Aim of the task —
Here are some entries; quote each one exactly.

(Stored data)

** START **

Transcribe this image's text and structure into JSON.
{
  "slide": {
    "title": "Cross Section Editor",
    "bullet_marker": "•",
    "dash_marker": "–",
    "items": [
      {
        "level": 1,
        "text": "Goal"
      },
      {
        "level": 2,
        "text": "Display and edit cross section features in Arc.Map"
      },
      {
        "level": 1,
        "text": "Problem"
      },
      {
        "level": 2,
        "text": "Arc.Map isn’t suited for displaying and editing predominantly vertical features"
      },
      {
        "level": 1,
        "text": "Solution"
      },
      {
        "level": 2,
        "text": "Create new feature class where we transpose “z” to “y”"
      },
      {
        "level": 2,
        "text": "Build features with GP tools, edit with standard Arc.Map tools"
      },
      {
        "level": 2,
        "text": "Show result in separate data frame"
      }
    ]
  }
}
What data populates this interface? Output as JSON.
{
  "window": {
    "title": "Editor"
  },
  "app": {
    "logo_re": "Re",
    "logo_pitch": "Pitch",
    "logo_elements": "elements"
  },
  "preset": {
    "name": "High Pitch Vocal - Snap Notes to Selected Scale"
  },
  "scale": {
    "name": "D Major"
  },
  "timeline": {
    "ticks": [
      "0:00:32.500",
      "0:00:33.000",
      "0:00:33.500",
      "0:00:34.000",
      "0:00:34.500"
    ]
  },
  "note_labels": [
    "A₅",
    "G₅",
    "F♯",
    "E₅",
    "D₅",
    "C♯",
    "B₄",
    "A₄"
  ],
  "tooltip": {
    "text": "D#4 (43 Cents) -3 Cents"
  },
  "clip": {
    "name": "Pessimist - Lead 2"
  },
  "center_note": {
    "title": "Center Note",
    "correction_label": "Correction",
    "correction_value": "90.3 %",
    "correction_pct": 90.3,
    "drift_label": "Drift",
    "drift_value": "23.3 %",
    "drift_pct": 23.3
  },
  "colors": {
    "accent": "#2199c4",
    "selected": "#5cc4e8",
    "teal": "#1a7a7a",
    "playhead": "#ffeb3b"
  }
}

** END **

Solved exercise —
Transcribe this image's text and structure into JSON.
{
  "slide": {
    "title": "Cross Section Editor",
    "bullet_marker": "•",
    "dash_marker": "–",
    "items": [
      {
        "level": 1,
        "text": "Goal"
      },
      {
        "level": 2,
        "text": "Display and edit cross section features in Arc.Map"
      },
      {
        "level": 1,
        "text": "Problem"
      },
      {
        "level": 2,
        "text": "Arc.Map isn’t suited for displaying and editing predominantly vertical features"
      },
      {
        "level": 1,
        "text": "Solution"
      },
      {
        "level": 2,
        "text": "Create new feature class where we transpose “z” to “y”"
      },
      {
        "level": 2,
        "text": "Build features with GP tools, edit with standard Arc.Map tools"
      },
      {
        "level": 2,
        "text": "Show result in separate data frame"
      }
    ]
  }
}
What data populates this interface? Output as JSON.
{
  "window": {
    "title": "Editor"
  },
  "app": {
    "logo_re": "Re",
    "logo_pitch": "Pitch",
    "logo_elements": "elements"
  },
  "preset": {
    "name": "High Pitch Vocal - Snap Notes to Selected Scale"
  },
  "scale": {
    "name": "D Major"
  },
  "timeline": {
    "ticks": [
      "0:00:32.500",
      "0:00:33.000",
      "0:00:33.500",
      "0:00:34.000",
      "0:00:34.500"
    ]
  },
  "note_labels": [
    "A₅",
    "G₅",
    "F♯",
    "E₅",
    "D₅",
    "C♯",
    "B₄",
    "A₄"
  ],
  "tooltip": {
    "text": "D#4 (43 Cents) -3 Cents"
  },
  "clip": {
    "name": "Pessimist - Lead 2"
  },
  "center_note": {
    "title": "Center Note",
    "correction_label": "Correction",
    "correction_value": "90.3 %",
    "correction_pct": 90.3,
    "drift_label": "Drift",
    "drift_value": "23.3 %",
    "drift_pct": 23.3
  },
  "colors": {
    "accent": "#2199c4",
    "selected": "#5cc4e8",
    "teal": "#1a7a7a",
    "playhead": "#ffeb3b"
  }
}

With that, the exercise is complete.